Work request: Copy the lines below that contain "Shore".
::: Record extracts
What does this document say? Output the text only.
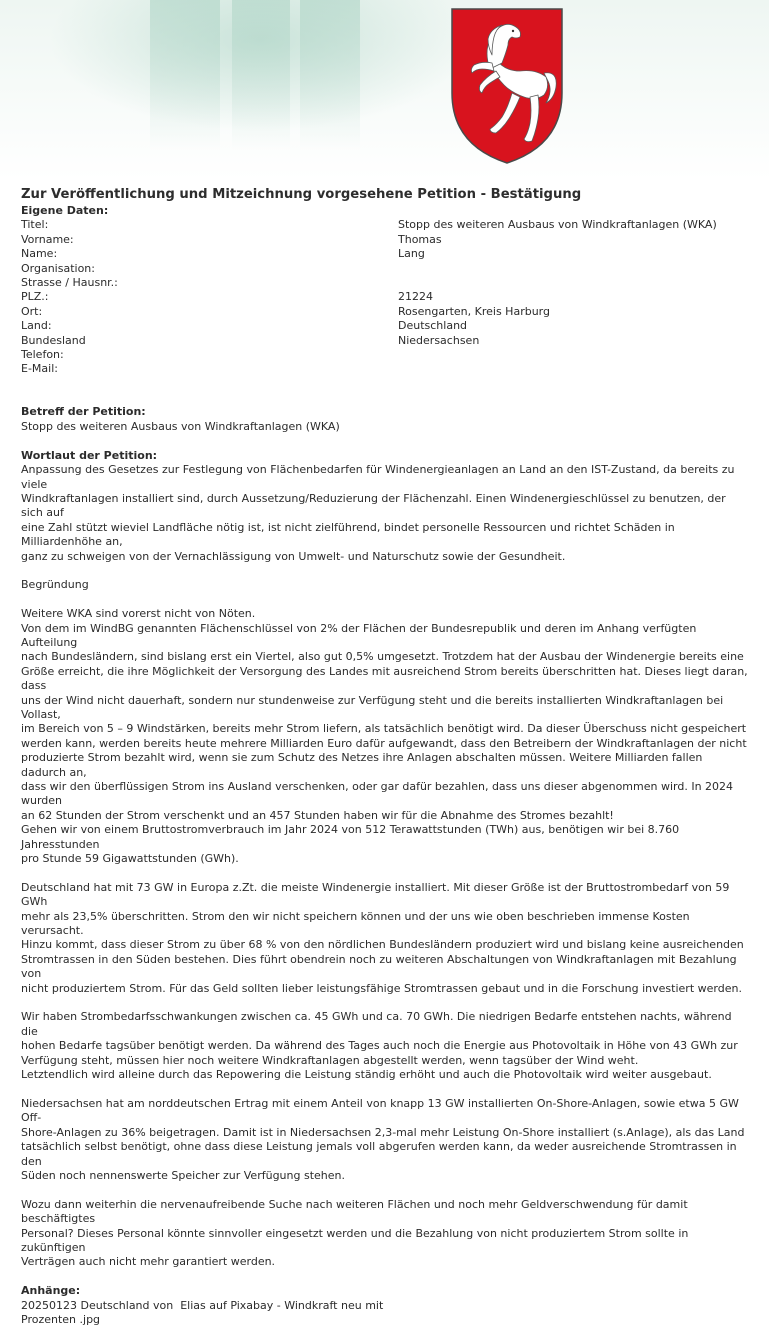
Zur Veröffentlichung und Mitzeichnung vorgesehene Petition - Bestätigung
Eigene Daten:
Titel:	Stopp des weiteren Ausbaus von Windkraftanlagen (WKA)
Vorname:	Thomas
Name:	Lang
Organisation:
Strasse / Hausnr.:
PLZ.:	21224
Ort:	Rosengarten, Kreis Harburg
Land:	Deutschland
Bundesland	Niedersachsen
Telefon:
E-Mail:
Betreff der Petition:
Stopp des weiteren Ausbaus von Windkraftanlagen (WKA)
Wortlaut der Petition:
Anpassung des Gesetzes zur Festlegung von Flächenbedarfen für Windenergieanlagen an Land an den IST-Zustand, da bereits zu viele
Windkraftanlagen installiert sind, durch Aussetzung/Reduzierung der Flächenzahl. Einen Windenergieschlüssel zu benutzen, der sich auf
eine Zahl stützt wieviel Landfläche nötig ist, ist nicht zielführend, bindet personelle Ressourcen und richtet Schäden in Milliardenhöhe an,
ganz zu schweigen von der Vernachlässigung von Umwelt- und Naturschutz sowie der Gesundheit.
Begründung
Weitere WKA sind vorerst nicht von Nöten.
Von dem im WindBG genannten Flächenschlüssel von 2% der Flächen der Bundesrepublik und deren im Anhang verfügten Aufteilung
nach Bundesländern, sind bislang erst ein Viertel, also gut 0,5% umgesetzt. Trotzdem hat der Ausbau der Windenergie bereits eine
Größe erreicht, die ihre Möglichkeit der Versorgung des Landes mit ausreichend Strom bereits überschritten hat. Dieses liegt daran, dass
uns der Wind nicht dauerhaft, sondern nur stundenweise zur Verfügung steht und die bereits installierten Windkraftanlagen bei Vollast,
im Bereich von 5 – 9 Windstärken, bereits mehr Strom liefern, als tatsächlich benötigt wird. Da dieser Überschuss nicht gespeichert
werden kann, werden bereits heute mehrere Milliarden Euro dafür aufgewandt, dass den Betreibern der Windkraftanlagen der nicht
produzierte Strom bezahlt wird, wenn sie zum Schutz des Netzes ihre Anlagen abschalten müssen. Weitere Milliarden fallen dadurch an,
dass wir den überflüssigen Strom ins Ausland verschenken, oder gar dafür bezahlen, dass uns dieser abgenommen wird. In 2024 wurden
an 62 Stunden der Strom verschenkt und an 457 Stunden haben wir für die Abnahme des Stromes bezahlt!
Gehen wir von einem Bruttostromverbrauch im Jahr 2024 von 512 Terawattstunden (TWh) aus, benötigen wir bei 8.760 Jahresstunden
pro Stunde 59 Gigawattstunden (GWh).
Deutschland hat mit 73 GW in Europa z.Zt. die meiste Windenergie installiert. Mit dieser Größe ist der Bruttostrombedarf von 59 GWh
mehr als 23,5% überschritten. Strom den wir nicht speichern können und der uns wie oben beschrieben immense Kosten verursacht.
Hinzu kommt, dass dieser Strom zu über 68 % von den nördlichen Bundesländern produziert wird und bislang keine ausreichenden
Stromtrassen in den Süden bestehen. Dies führt obendrein noch zu weiteren Abschaltungen von Windkraftanlagen mit Bezahlung von
nicht produziertem Strom. Für das Geld sollten lieber leistungsfähige Stromtrassen gebaut und in die Forschung investiert werden.
Wir haben Strombedarfsschwankungen zwischen ca. 45 GWh und ca. 70 GWh. Die niedrigen Bedarfe entstehen nachts, während die
hohen Bedarfe tagsüber benötigt werden. Da während des Tages auch noch die Energie aus Photovoltaik in Höhe von 43 GWh zur
Verfügung steht, müssen hier noch weitere Windkraftanlagen abgestellt werden, wenn tagsüber der Wind weht.
Letztendlich wird alleine durch das Repowering die Leistung ständig erhöht und auch die Photovoltaik wird weiter ausgebaut.
Niedersachsen hat am norddeutschen Ertrag mit einem Anteil von knapp 13 GW installierten On-Shore-Anlagen, sowie etwa 5 GW Off-
Shore-Anlagen zu 36% beigetragen. Damit ist in Niedersachsen 2,3-mal mehr Leistung On-Shore installiert (s.Anlage), als das Land
tatsächlich selbst benötigt, ohne dass diese Leistung jemals voll abgerufen werden kann, da weder ausreichende Stromtrassen in den
Süden noch nennenswerte Speicher zur Verfügung stehen.
Wozu dann weiterhin die nervenaufreibende Suche nach weiteren Flächen und noch mehr Geldverschwendung für damit beschäftigtes
Personal? Dieses Personal könnte sinnvoller eingesetzt werden und die Bezahlung von nicht produziertem Strom sollte in zukünftigen
Verträgen auch nicht mehr garantiert werden.
Anhänge:
20250123 Deutschland von  Elias auf Pixabay - Windkraft neu mit
Prozenten .jpg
::::::
Output of the task:
Niedersachsen hat am norddeutschen Ertrag mit einem Anteil von knapp 13 GW installierten On-Shore-Anlagen, sowie etwa 5 GW Off-
Shore-Anlagen zu 36% beigetragen. Damit ist in Niedersachsen 2,3-mal mehr Leistung On-Shore installiert (s.Anlage), als das Land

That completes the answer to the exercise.